INSTRUCCIÓN ESCRITA - Convierte todas las líneas de las entradas siguientes en una lista numerada y omite las líneas en blanco.

LÍNEAS DE DATOS -
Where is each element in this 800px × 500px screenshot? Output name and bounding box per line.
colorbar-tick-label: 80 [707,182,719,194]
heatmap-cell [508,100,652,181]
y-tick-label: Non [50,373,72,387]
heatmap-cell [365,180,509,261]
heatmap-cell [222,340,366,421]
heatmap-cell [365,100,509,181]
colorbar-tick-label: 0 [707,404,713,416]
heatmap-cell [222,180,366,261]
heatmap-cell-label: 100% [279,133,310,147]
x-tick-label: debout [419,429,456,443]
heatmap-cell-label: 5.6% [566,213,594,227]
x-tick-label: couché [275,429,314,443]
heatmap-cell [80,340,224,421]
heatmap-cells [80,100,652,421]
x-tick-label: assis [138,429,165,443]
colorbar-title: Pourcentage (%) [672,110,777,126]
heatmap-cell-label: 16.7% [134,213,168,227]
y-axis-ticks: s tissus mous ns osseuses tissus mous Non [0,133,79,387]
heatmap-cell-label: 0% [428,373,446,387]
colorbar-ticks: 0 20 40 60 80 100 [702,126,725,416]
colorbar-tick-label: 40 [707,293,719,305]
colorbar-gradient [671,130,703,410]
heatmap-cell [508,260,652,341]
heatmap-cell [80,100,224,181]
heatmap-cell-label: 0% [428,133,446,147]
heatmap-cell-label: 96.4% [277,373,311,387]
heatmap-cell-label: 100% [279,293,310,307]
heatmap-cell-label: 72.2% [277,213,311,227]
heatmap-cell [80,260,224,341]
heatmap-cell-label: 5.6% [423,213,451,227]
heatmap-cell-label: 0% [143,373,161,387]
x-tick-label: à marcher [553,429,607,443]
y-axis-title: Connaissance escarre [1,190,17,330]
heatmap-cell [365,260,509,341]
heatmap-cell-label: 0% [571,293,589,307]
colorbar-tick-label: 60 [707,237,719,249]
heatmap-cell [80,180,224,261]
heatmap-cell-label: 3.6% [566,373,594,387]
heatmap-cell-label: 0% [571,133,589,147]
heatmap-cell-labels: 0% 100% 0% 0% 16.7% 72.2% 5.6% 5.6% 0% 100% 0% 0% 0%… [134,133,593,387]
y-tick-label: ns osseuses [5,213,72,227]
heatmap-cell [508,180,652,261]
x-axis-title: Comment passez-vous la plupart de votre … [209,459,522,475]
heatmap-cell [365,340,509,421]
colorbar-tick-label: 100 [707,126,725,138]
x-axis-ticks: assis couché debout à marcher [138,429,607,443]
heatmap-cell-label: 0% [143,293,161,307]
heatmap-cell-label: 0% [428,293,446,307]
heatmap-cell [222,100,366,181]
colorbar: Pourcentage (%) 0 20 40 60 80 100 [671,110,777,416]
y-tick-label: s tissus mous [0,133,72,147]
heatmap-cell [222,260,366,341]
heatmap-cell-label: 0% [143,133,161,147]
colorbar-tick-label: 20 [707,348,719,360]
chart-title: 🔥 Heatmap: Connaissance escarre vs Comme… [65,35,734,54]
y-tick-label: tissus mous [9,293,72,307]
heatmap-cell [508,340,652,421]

SOLUCIÓN COMPLETA -
1. Where is each element in this 800px × 500px screenshot? Output name and bounding box per line.
2. colorbar-tick-label: 80 [707,182,719,194]
3. heatmap-cell [508,100,652,181]
4. y-tick-label: Non [50,373,72,387]
5. heatmap-cell [365,180,509,261]
6. heatmap-cell [222,340,366,421]
7. heatmap-cell [365,100,509,181]
8. colorbar-tick-label: 0 [707,404,713,416]
9. heatmap-cell [222,180,366,261]
10. heatmap-cell-label: 100% [279,133,310,147]
11. x-tick-label: debout [419,429,456,443]
12. heatmap-cell-label: 5.6% [566,213,594,227]
13. x-tick-label: couché [275,429,314,443]
14. heatmap-cell [80,340,224,421]
15. heatmap-cells [80,100,652,421]
16. x-tick-label: assis [138,429,165,443]
17. colorbar-title: Pourcentage (%) [672,110,777,126]
18. heatmap-cell-label: 16.7% [134,213,168,227]
19. y-axis-ticks: s tissus mous ns osseuses tissus mous Non [0,133,79,387]
20. heatmap-cell-label: 0% [428,373,446,387]
21. colorbar-ticks: 0 20 40 60 80 100 [702,126,725,416]
22. colorbar-tick-label: 40 [707,293,719,305]
23. colorbar-gradient [671,130,703,410]
24. heatmap-cell [508,260,652,341]
25. heatmap-cell [80,100,224,181]
26. heatmap-cell-label: 0% [428,133,446,147]
27. heatmap-cell-label: 96.4% [277,373,311,387]
28. heatmap-cell-label: 100% [279,293,310,307]
29. heatmap-cell-label: 72.2% [277,213,311,227]
30. heatmap-cell [80,260,224,341]
31. heatmap-cell-label: 5.6% [423,213,451,227]
32. heatmap-cell-label: 0% [143,373,161,387]
33. x-tick-label: à marcher [553,429,607,443]
34. y-axis-title: Connaissance escarre [1,190,17,330]
35. heatmap-cell [365,260,509,341]
36. heatmap-cell-label: 0% [571,293,589,307]
37. colorbar-tick-label: 60 [707,237,719,249]
38. heatmap-cell [80,180,224,261]
39. heatmap-cell-label: 3.6% [566,373,594,387]
40. heatmap-cell-label: 0% [571,133,589,147]
41. heatmap-cell-labels: 0% 100% 0% 0% 16.7% 72.2% 5.6% 5.6% 0% 100% 0% 0% 0%… [134,133,593,387]
42. y-tick-label: ns osseuses [5,213,72,227]
43. heatmap-cell [508,180,652,261]
44. x-axis-title: Comment passez-vous la plupart de votre … [209,459,522,475]
45. heatmap-cell [365,340,509,421]
46. colorbar-tick-label: 100 [707,126,725,138]
47. x-axis-ticks: assis couché debout à marcher [138,429,607,443]
48. heatmap-cell-label: 0% [143,293,161,307]
49. heatmap-cell-label: 0% [428,293,446,307]
50. heatmap-cell [222,100,366,181]
51. colorbar: Pourcentage (%) 0 20 40 60 80 100 [671,110,777,416]
52. y-tick-label: s tissus mous [0,133,72,147]
53. heatmap-cell [222,260,366,341]
54. heatmap-cell-label: 0% [143,133,161,147]
55. colorbar-tick-label: 20 [707,348,719,360]
56. chart-title: 🔥 Heatmap: Connaissance escarre vs Comme… [65,35,734,54]
57. y-tick-label: tissus mous [9,293,72,307]
58. heatmap-cell [508,340,652,421]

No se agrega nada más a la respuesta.